§ GOAL OF THE EXERCISE: Set each record down exactly, excluding all images.

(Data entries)
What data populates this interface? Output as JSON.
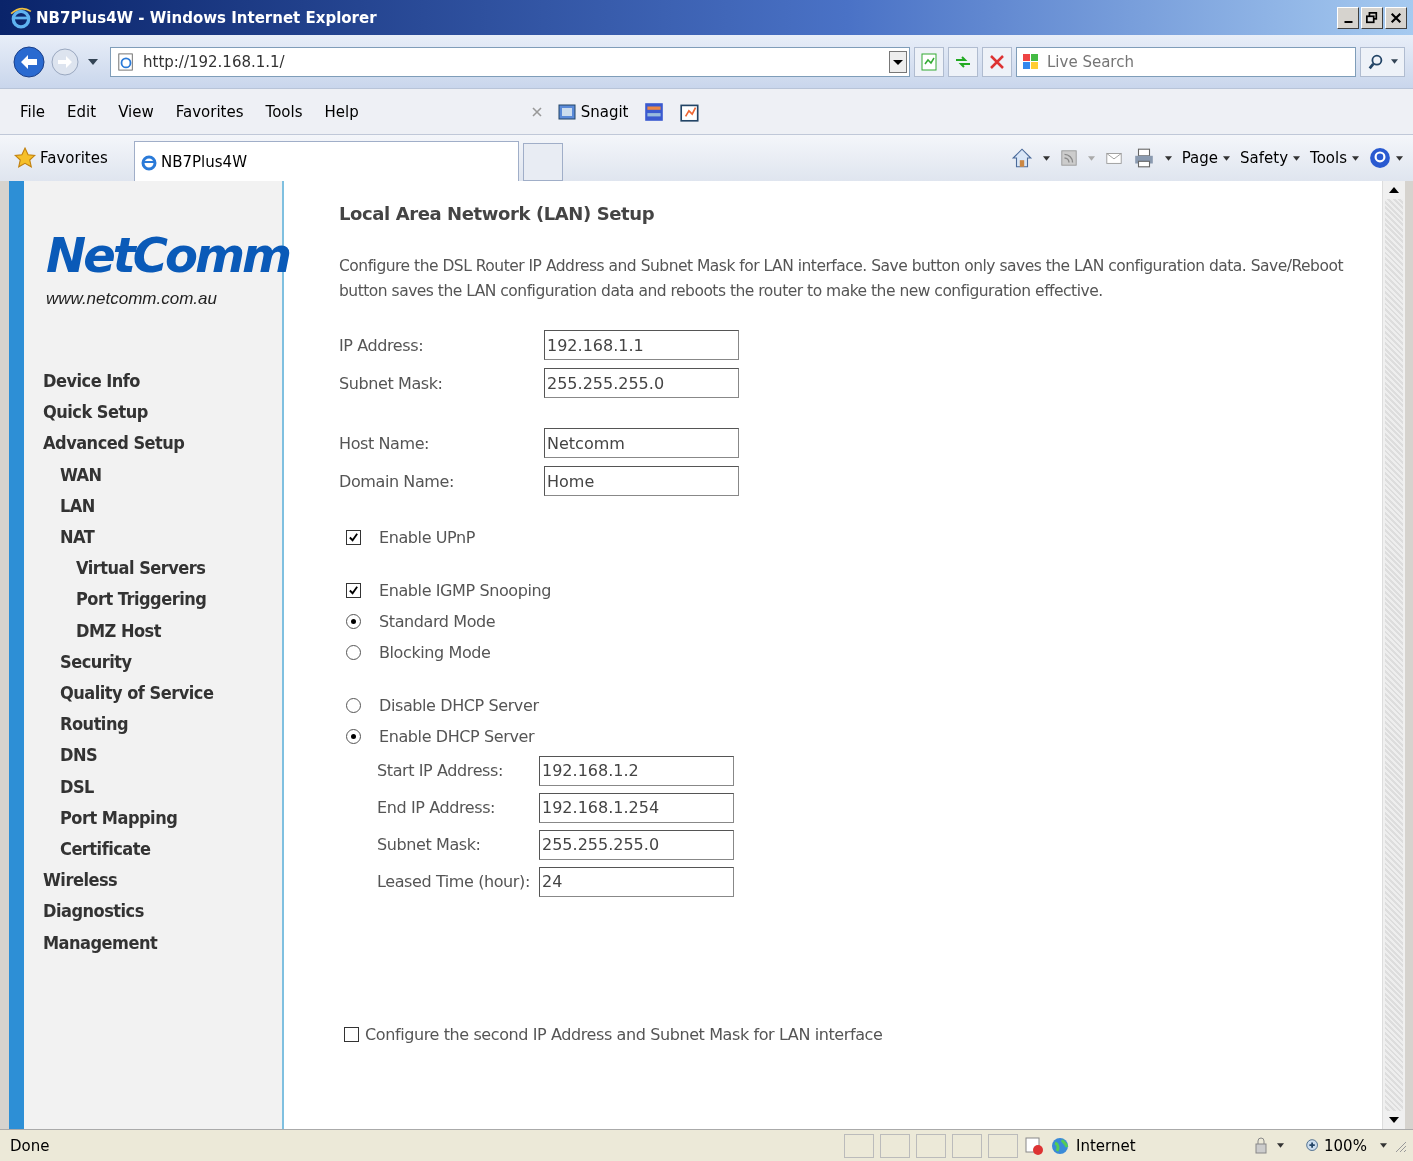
{
  "window": {
    "title": "NB7Plus4W - Windows Internet Explorer"
  },
  "address_bar": {
    "url": "http://192.168.1.1/"
  },
  "search": {
    "placeholder": "Live Search"
  },
  "menu": [
    "File",
    "Edit",
    "View",
    "Favorites",
    "Tools",
    "Help"
  ],
  "toolbar": {
    "snagit": "Snagit"
  },
  "favorites_bar": {
    "favorites": "Favorites",
    "tab": "NB7Plus4W",
    "commands": [
      "Page",
      "Safety",
      "Tools"
    ]
  },
  "sidebar": {
    "logo": "NetComm",
    "logo_url": "www.netcomm.com.au",
    "items": [
      {
        "label": "Device Info"
      },
      {
        "label": "Quick Setup"
      },
      {
        "label": "Advanced Setup",
        "children": [
          {
            "label": "WAN"
          },
          {
            "label": "LAN"
          },
          {
            "label": "NAT",
            "children": [
              {
                "label": "Virtual Servers"
              },
              {
                "label": "Port Triggering"
              },
              {
                "label": "DMZ Host"
              }
            ]
          },
          {
            "label": "Security"
          },
          {
            "label": "Quality of Service"
          },
          {
            "label": "Routing"
          },
          {
            "label": "DNS"
          },
          {
            "label": "DSL"
          },
          {
            "label": "Port Mapping"
          },
          {
            "label": "Certificate"
          }
        ]
      },
      {
        "label": "Wireless"
      },
      {
        "label": "Diagnostics"
      },
      {
        "label": "Management"
      }
    ]
  },
  "content": {
    "title": "Local Area Network (LAN) Setup",
    "description": "Configure the DSL Router IP Address and Subnet Mask for LAN interface.  Save button only saves the LAN configuration data. Save/Reboot button saves the LAN configuration data and reboots the router to make the new configuration effective.",
    "sections": [
      [
        {
          "kind": "field",
          "label": "IP Address:",
          "value": "192.168.1.1"
        },
        {
          "kind": "field",
          "label": "Subnet Mask:",
          "value": "255.255.255.0"
        }
      ],
      [
        {
          "kind": "field",
          "label": "Host Name:",
          "value": "Netcomm"
        },
        {
          "kind": "field",
          "label": "Domain Name:",
          "value": "Home"
        }
      ],
      [
        {
          "kind": "checkbox",
          "label": "Enable UPnP",
          "checked": true
        }
      ],
      [
        {
          "kind": "checkbox",
          "label": "Enable IGMP Snooping",
          "checked": true
        },
        {
          "kind": "radio",
          "label": "Standard Mode",
          "selected": true
        },
        {
          "kind": "radio",
          "label": "Blocking Mode",
          "selected": false
        }
      ],
      [
        {
          "kind": "radio",
          "label": "Disable DHCP Server",
          "selected": false
        },
        {
          "kind": "radio",
          "label": "Enable DHCP Server",
          "selected": true
        },
        {
          "kind": "subfield",
          "label": "Start IP Address:",
          "value": "192.168.1.2"
        },
        {
          "kind": "subfield",
          "label": "End IP Address:",
          "value": "192.168.1.254"
        },
        {
          "kind": "subfield",
          "label": "Subnet Mask:",
          "value": "255.255.255.0"
        },
        {
          "kind": "subfield",
          "label": "Leased Time (hour):",
          "value": "24"
        }
      ]
    ],
    "second_ip": {
      "label": "Configure the second IP Address and Subnet Mask for LAN interface",
      "checked": false
    }
  },
  "status_bar": {
    "text": "Done",
    "zone": "Internet",
    "zoom": "100%"
  }
}
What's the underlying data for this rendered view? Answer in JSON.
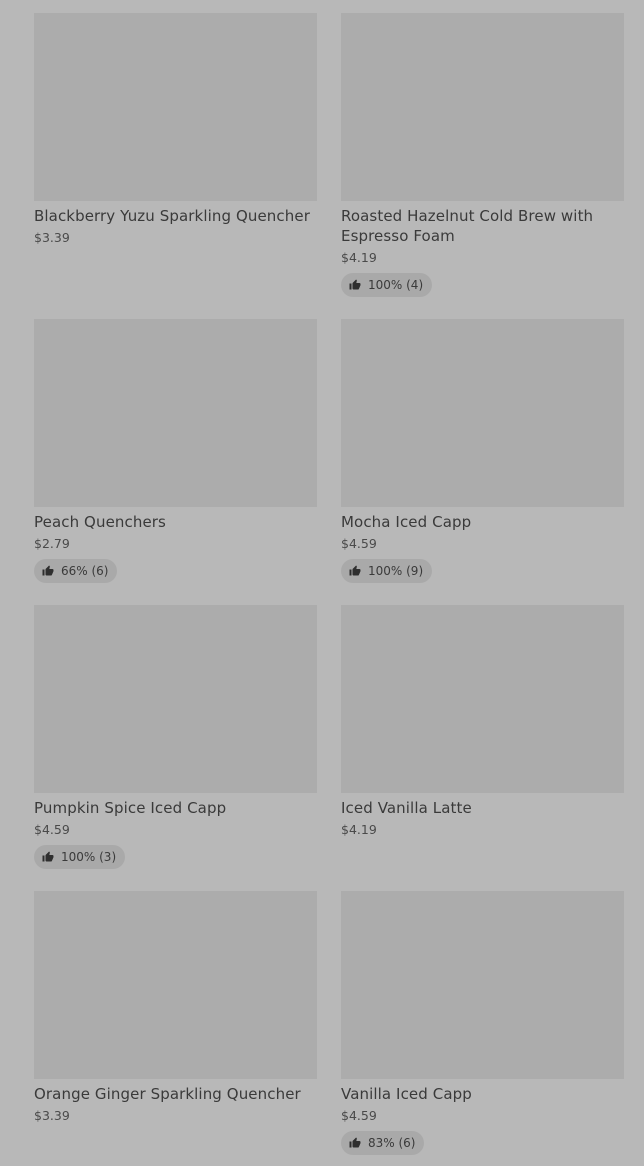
{
  "products": [
    {
      "name": "Blackberry Yuzu Sparkling Quencher",
      "price": "$3.39",
      "rating": ""
    },
    {
      "name": "Roasted Hazelnut Cold Brew with Espresso Foam",
      "price": "$4.19",
      "rating": "100% (4)"
    },
    {
      "name": "Peach Quenchers",
      "price": "$2.79",
      "rating": "66% (6)"
    },
    {
      "name": "Mocha Iced Capp",
      "price": "$4.59",
      "rating": "100% (9)"
    },
    {
      "name": "Pumpkin Spice Iced Capp",
      "price": "$4.59",
      "rating": "100% (3)"
    },
    {
      "name": "Iced Vanilla Latte",
      "price": "$4.19",
      "rating": ""
    },
    {
      "name": "Orange Ginger Sparkling Quencher",
      "price": "$3.39",
      "rating": ""
    },
    {
      "name": "Vanilla Iced Capp",
      "price": "$4.59",
      "rating": "83% (6)"
    }
  ],
  "icons": {
    "rating": "thumbs-up-icon"
  }
}
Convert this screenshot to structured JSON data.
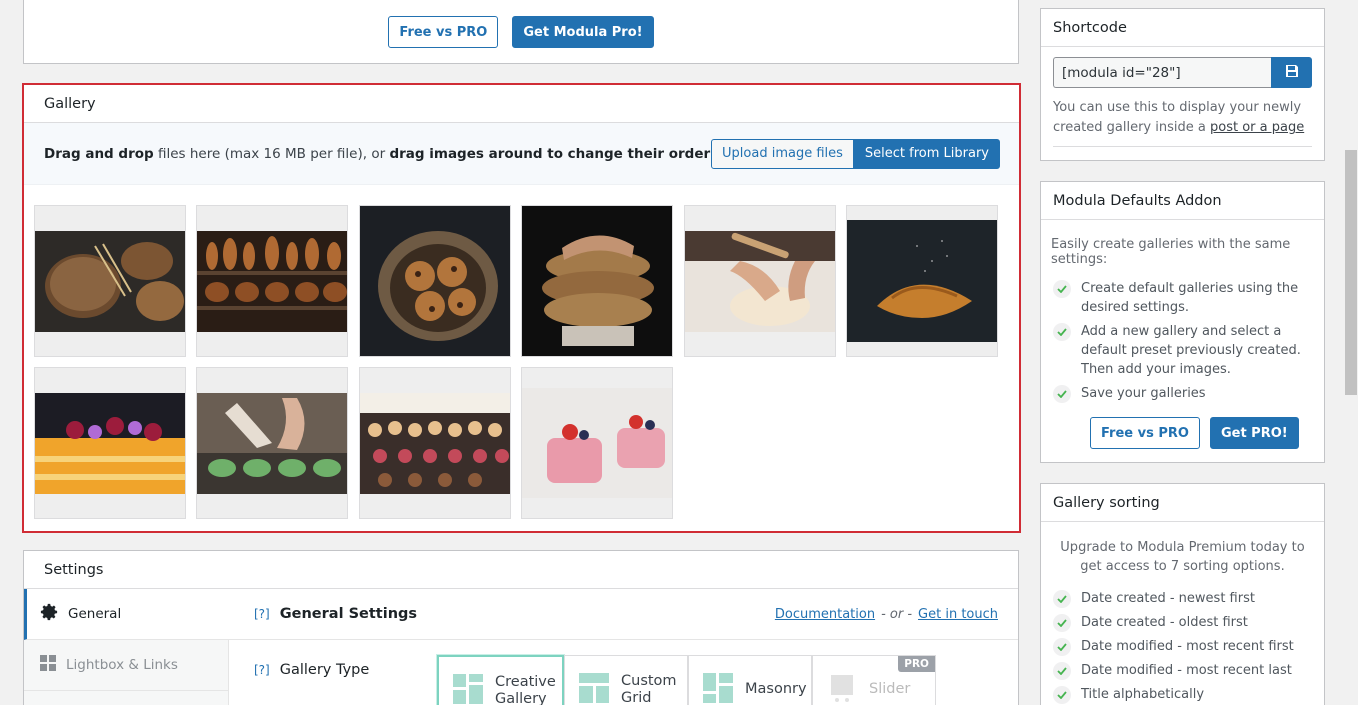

§ REPLY TO THE TASK:
What data populates this interface? Output as JSON.
{
  "window": {
    "title": "NB7Plus4W - Windows Internet Explorer"
  },
  "address_bar": {
    "url": "http://192.168.1.1/"
  },
  "search": {
    "placeholder": "Live Search"
  },
  "menu": [
    "File",
    "Edit",
    "View",
    "Favorites",
    "Tools",
    "Help"
  ],
  "toolbar": {
    "snagit": "Snagit"
  },
  "favorites_bar": {
    "favorites": "Favorites",
    "tab": "NB7Plus4W",
    "commands": [
      "Page",
      "Safety",
      "Tools"
    ]
  },
  "sidebar": {
    "logo": "NetComm",
    "logo_url": "www.netcomm.com.au",
    "items": [
      {
        "label": "Device Info"
      },
      {
        "label": "Quick Setup"
      },
      {
        "label": "Advanced Setup",
        "children": [
          {
            "label": "WAN"
          },
          {
            "label": "LAN"
          },
          {
            "label": "NAT",
            "children": [
              {
                "label": "Virtual Servers"
              },
              {
                "label": "Port Triggering"
              },
              {
                "label": "DMZ Host"
              }
            ]
          },
          {
            "label": "Security"
          },
          {
            "label": "Quality of Service"
          },
          {
            "label": "Routing"
          },
          {
            "label": "DNS"
          },
          {
            "label": "DSL"
          },
          {
            "label": "Port Mapping"
          },
          {
            "label": "Certificate"
          }
        ]
      },
      {
        "label": "Wireless"
      },
      {
        "label": "Diagnostics"
      },
      {
        "label": "Management"
      }
    ]
  },
  "content": {
    "title": "Local Area Network (LAN) Setup",
    "description": "Configure the DSL Router IP Address and Subnet Mask for LAN interface.  Save button only saves the LAN configuration data. Save/Reboot button saves the LAN configuration data and reboots the router to make the new configuration effective.",
    "sections": [
      [
        {
          "kind": "field",
          "label": "IP Address:",
          "value": "192.168.1.1"
        },
        {
          "kind": "field",
          "label": "Subnet Mask:",
          "value": "255.255.255.0"
        }
      ],
      [
        {
          "kind": "field",
          "label": "Host Name:",
          "value": "Netcomm"
        },
        {
          "kind": "field",
          "label": "Domain Name:",
          "value": "Home"
        }
      ],
      [
        {
          "kind": "checkbox",
          "label": "Enable UPnP",
          "checked": true
        }
      ],
      [
        {
          "kind": "checkbox",
          "label": "Enable IGMP Snooping",
          "checked": true
        },
        {
          "kind": "radio",
          "label": "Standard Mode",
          "selected": true
        },
        {
          "kind": "radio",
          "label": "Blocking Mode",
          "selected": false
        }
      ],
      [
        {
          "kind": "radio",
          "label": "Disable DHCP Server",
          "selected": false
        },
        {
          "kind": "radio",
          "label": "Enable DHCP Server",
          "selected": true
        },
        {
          "kind": "subfield",
          "label": "Start IP Address:",
          "value": "192.168.1.2"
        },
        {
          "kind": "subfield",
          "label": "End IP Address:",
          "value": "192.168.1.254"
        },
        {
          "kind": "subfield",
          "label": "Subnet Mask:",
          "value": "255.255.255.0"
        },
        {
          "kind": "subfield",
          "label": "Leased Time (hour):",
          "value": "24"
        }
      ]
    ],
    "second_ip": {
      "label": "Configure the second IP Address and Subnet Mask for LAN interface",
      "checked": false
    }
  },
  "status_bar": {
    "text": "Done",
    "zone": "Internet",
    "zoom": "100%"
  }
}
What's the underlying data for this rendered view? Answer in JSON.
{
  "products": [
    {
      "name": "Blackberry Yuzu Sparkling Quencher",
      "price": "$3.39",
      "rating": ""
    },
    {
      "name": "Roasted Hazelnut Cold Brew with Espresso Foam",
      "price": "$4.19",
      "rating": "100% (4)"
    },
    {
      "name": "Peach Quenchers",
      "price": "$2.79",
      "rating": "66% (6)"
    },
    {
      "name": "Mocha Iced Capp",
      "price": "$4.59",
      "rating": "100% (9)"
    },
    {
      "name": "Pumpkin Spice Iced Capp",
      "price": "$4.59",
      "rating": "100% (3)"
    },
    {
      "name": "Iced Vanilla Latte",
      "price": "$4.19",
      "rating": ""
    },
    {
      "name": "Orange Ginger Sparkling Quencher",
      "price": "$3.39",
      "rating": ""
    },
    {
      "name": "Vanilla Iced Capp",
      "price": "$4.59",
      "rating": "83% (6)"
    }
  ],
  "icons": {
    "rating": "thumbs-up-icon"
  }
}
Convert this screenshot to structured JSON data.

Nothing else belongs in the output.